**Short problem:**
Review the material and extract every line in which the word "data" occurs.

________

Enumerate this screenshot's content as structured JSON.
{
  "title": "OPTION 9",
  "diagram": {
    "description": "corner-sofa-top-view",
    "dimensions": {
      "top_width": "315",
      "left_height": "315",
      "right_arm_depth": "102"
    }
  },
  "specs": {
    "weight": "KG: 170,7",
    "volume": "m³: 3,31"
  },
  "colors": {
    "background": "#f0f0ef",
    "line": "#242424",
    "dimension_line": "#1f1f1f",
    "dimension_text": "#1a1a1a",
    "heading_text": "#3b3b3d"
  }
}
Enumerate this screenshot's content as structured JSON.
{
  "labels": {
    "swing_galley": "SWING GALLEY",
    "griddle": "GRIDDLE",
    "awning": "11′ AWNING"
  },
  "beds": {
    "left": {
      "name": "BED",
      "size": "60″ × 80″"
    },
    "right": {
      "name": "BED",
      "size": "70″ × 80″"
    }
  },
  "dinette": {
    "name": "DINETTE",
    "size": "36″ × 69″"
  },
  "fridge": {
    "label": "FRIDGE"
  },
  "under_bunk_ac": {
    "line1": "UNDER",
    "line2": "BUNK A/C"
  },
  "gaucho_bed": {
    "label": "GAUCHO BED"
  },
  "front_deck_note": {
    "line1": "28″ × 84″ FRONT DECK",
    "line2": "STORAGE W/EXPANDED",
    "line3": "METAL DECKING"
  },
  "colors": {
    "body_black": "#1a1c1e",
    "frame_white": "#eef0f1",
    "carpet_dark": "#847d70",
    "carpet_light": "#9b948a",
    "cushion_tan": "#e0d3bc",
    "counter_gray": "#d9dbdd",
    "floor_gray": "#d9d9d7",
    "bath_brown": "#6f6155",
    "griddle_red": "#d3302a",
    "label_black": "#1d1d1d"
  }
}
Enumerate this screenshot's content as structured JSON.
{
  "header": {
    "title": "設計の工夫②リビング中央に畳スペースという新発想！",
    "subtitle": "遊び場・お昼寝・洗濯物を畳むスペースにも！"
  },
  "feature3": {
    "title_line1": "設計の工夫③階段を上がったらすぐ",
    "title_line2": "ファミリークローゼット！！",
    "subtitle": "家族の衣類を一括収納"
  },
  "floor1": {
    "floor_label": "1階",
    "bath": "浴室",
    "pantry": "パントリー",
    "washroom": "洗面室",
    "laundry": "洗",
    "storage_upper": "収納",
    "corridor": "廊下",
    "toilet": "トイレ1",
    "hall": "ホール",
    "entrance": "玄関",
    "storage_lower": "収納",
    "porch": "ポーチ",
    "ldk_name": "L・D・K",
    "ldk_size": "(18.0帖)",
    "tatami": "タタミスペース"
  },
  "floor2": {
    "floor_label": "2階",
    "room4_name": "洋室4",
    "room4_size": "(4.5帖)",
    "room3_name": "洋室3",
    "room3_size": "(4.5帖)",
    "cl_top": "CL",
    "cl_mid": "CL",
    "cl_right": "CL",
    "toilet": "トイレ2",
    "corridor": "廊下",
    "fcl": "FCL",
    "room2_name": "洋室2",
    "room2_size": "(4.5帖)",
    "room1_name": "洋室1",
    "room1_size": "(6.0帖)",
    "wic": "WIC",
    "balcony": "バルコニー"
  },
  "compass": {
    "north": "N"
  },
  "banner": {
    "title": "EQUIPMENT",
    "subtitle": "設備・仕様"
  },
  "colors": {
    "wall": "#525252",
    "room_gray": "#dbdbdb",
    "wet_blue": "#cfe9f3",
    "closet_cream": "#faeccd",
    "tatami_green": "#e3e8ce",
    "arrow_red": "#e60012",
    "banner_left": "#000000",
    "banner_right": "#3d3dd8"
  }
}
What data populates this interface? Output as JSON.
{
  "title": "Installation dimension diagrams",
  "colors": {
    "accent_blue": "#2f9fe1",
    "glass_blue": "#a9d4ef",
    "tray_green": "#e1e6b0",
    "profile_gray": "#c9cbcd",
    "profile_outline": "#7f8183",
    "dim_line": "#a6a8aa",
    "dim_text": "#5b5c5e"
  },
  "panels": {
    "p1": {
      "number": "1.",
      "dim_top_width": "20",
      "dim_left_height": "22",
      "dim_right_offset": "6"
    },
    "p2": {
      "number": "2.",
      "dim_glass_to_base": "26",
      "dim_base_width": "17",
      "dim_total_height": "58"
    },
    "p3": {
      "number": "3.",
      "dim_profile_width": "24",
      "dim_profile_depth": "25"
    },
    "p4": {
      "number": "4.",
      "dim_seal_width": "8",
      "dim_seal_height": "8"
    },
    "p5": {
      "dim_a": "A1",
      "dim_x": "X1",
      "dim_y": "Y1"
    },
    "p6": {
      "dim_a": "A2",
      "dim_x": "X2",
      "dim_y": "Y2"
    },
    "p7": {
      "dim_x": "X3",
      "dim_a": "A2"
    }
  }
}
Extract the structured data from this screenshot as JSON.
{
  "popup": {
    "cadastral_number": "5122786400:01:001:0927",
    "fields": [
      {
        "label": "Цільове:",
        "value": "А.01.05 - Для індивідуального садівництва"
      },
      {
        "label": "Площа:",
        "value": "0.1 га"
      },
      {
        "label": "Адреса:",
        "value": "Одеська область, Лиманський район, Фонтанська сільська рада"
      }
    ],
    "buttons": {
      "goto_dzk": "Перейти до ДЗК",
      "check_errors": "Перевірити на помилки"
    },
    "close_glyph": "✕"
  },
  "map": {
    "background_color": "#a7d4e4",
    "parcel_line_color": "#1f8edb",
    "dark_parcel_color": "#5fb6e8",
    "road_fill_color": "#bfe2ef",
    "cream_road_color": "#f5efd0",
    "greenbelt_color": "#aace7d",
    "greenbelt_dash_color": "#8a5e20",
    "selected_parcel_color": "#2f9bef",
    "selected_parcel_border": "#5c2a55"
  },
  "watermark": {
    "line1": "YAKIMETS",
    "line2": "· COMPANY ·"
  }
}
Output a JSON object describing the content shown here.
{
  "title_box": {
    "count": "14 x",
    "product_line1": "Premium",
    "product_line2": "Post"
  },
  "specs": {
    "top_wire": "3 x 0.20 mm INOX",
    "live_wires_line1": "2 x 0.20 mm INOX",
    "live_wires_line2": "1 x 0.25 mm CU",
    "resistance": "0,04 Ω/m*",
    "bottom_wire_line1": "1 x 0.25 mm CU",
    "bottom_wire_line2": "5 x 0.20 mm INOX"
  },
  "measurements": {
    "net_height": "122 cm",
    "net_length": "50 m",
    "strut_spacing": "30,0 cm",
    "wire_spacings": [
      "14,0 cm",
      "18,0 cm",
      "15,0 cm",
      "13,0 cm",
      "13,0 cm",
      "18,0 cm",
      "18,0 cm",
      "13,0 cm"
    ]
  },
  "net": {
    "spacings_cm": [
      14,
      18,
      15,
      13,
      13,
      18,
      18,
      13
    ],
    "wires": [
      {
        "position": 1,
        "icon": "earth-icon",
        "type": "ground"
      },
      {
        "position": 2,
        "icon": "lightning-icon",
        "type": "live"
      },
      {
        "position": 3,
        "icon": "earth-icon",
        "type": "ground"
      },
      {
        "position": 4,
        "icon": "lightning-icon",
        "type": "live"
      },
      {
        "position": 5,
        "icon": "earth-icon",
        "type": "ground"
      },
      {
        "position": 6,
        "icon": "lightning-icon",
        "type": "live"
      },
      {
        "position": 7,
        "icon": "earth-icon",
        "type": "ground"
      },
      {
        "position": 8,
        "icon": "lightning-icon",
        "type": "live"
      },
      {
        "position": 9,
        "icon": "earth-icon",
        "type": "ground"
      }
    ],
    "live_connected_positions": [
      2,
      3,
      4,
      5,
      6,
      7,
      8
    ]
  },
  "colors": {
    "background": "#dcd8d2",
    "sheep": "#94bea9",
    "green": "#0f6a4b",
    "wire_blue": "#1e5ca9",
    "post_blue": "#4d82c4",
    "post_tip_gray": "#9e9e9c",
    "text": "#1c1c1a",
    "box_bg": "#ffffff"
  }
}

________

**Response:**
What data populates this interface? Output as JSON.
Extract the structured data from this screenshot as JSON.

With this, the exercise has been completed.